== TASK STATEMENT ==
Copy every line in which the string "this" occurs.
┌─ SUPPLIED DATA
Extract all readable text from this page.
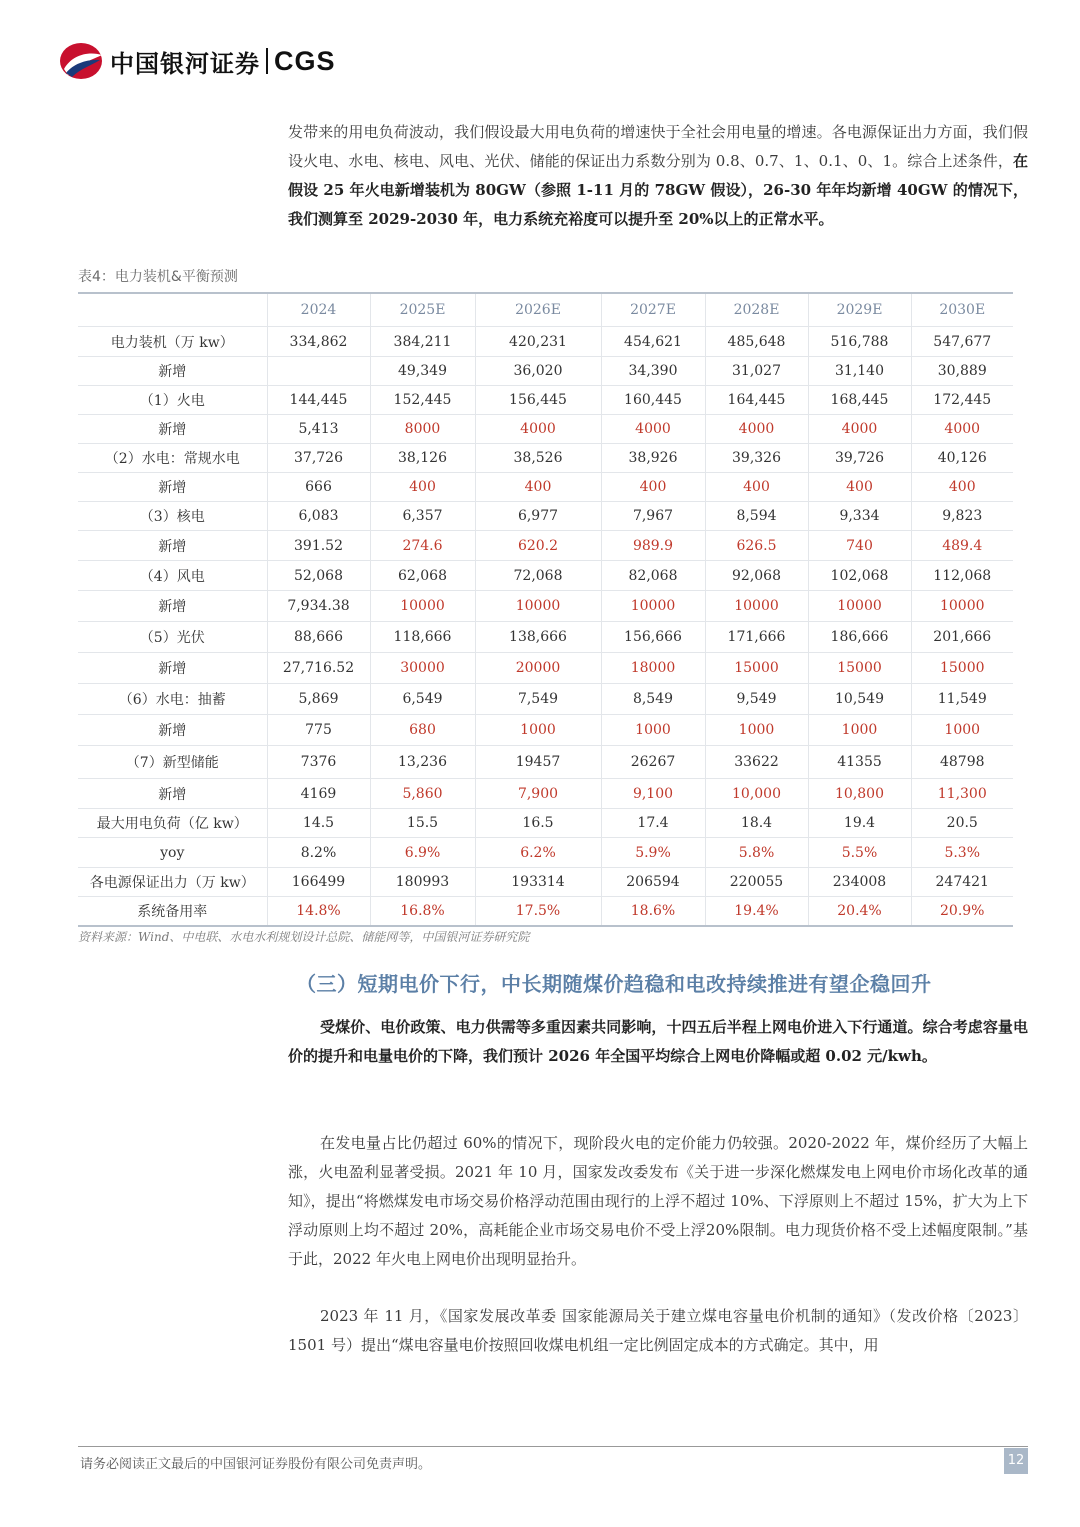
中国银河证券 CGS

发带来的用电负荷波动，我们假设最大用电负荷的增速快于全社会用电量的增速。各电源保证出力方面，我们假设火电、水电、核电、风电、光伏、储能的保证出力系数分别为 0.8、0.7、1、0.1、0、1。综合上述条件，在假设 25 年火电新增装机为 80GW（参照 1-11 月的 78GW 假设），26-30 年年均新增 40GW 的情况下，我们测算至 2029-2030 年，电力系统充裕度可以提升至 20%以上的正常水平。

表4：电力装机&平衡预测
	2024	2025E	2026E	2027E	2028E	2029E	2030E
电力装机（万 kw）	334,862	384,211	420,231	454,621	485,648	516,788	547,677
新增		49,349	36,020	34,390	31,027	31,140	30,889
（1）火电	144,445	152,445	156,445	160,445	164,445	168,445	172,445
新增	5,413	8000	4000	4000	4000	4000	4000
（2）水电：常规水电	37,726	38,126	38,526	38,926	39,326	39,726	40,126
新增	666	400	400	400	400	400	400
（3）核电	6,083	6,357	6,977	7,967	8,594	9,334	9,823
新增	391.52	274.6	620.2	989.9	626.5	740	489.4
（4）风电	52,068	62,068	72,068	82,068	92,068	102,068	112,068
新增	7,934.38	10000	10000	10000	10000	10000	10000
（5）光伏	88,666	118,666	138,666	156,666	171,666	186,666	201,666
新增	27,716.52	30000	20000	18000	15000	15000	15000
（6）水电：抽蓄	5,869	6,549	7,549	8,549	9,549	10,549	11,549
新增	775	680	1000	1000	1000	1000	1000
（7）新型储能	7376	13,236	19457	26267	33622	41355	48798
新增	4169	5,860	7,900	9,100	10,000	10,800	11,300
最大用电负荷（亿 kw）	14.5	15.5	16.5	17.4	18.4	19.4	20.5
yoy	8.2%	6.9%	6.2%	5.9%	5.8%	5.5%	5.3%
各电源保证出力（万 kw）	166499	180993	193314	206594	220055	234008	247421
系统备用率	14.8%	16.8%	17.5%	18.6%	19.4%	20.4%	20.9%
资料来源：Wind、中电联、水电水利规划设计总院、储能网等，中国银河证券研究院
（三）短期电价下行，中长期随煤价趋稳和电改持续推进有望企稳回升

受煤价、电价政策、电力供需等多重因素共同影响，十四五后半程上网电价进入下行通道。综合考虑容量电价的提升和电量电价的下降，我们预计 2026 年全国平均综合上网电价降幅或超 0.02 元/kwh。

在发电量占比仍超过 60%的情况下，现阶段火电的定价能力仍较强。2020-2022 年，煤价经历了大幅上涨，火电盈利显著受损。2021 年 10 月，国家发改委发布《关于进一步深化燃煤发电上网电价市场化改革的通知》，提出“将燃煤发电市场交易价格浮动范围由现行的上浮不超过 10%、下浮原则上不超过 15%，扩大为上下浮动原则上均不超过 20%，高耗能企业市场交易电价不受上浮20%限制。电力现货价格不受上述幅度限制。”基于此，2022 年火电上网电价出现明显抬升。

2023 年 11 月，《国家发展改革委 国家能源局关于建立煤电容量电价机制的通知》（发改价格〔2023〕1501 号）提出“煤电容量电价按照回收煤电机组一定比例固定成本的方式确定。其中，用

请务必阅读正文最后的中国银河证券股份有限公司免责声明。	12
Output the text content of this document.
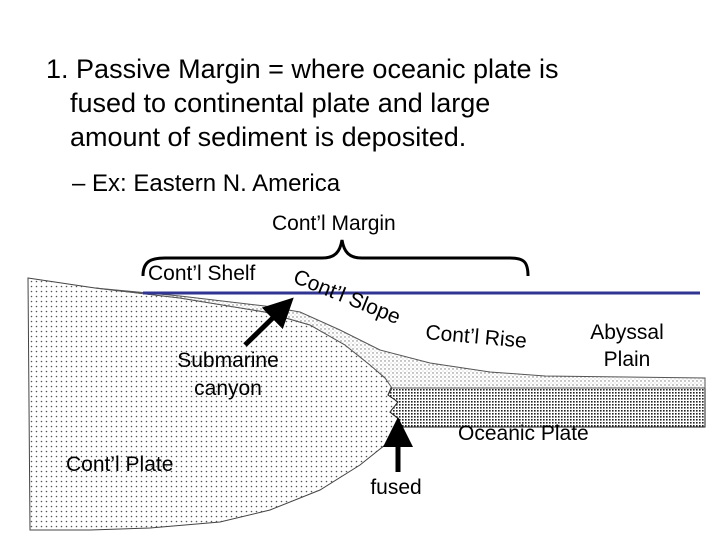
1. Passive Margin = where oceanic plate is
fused to continental plate and large
amount of sediment is deposited.
– Ex: Eastern N. America
Cont’l Margin
Cont’l Shelf Cont’l Slope
Cont’l Rise	Abyssal
Plain
Submarine
canyon
Oceanic Plate
Cont’l Plate
fused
└─
== TASK OUTPUT ==
Extract all readable text from this page.
Output the text content of this document.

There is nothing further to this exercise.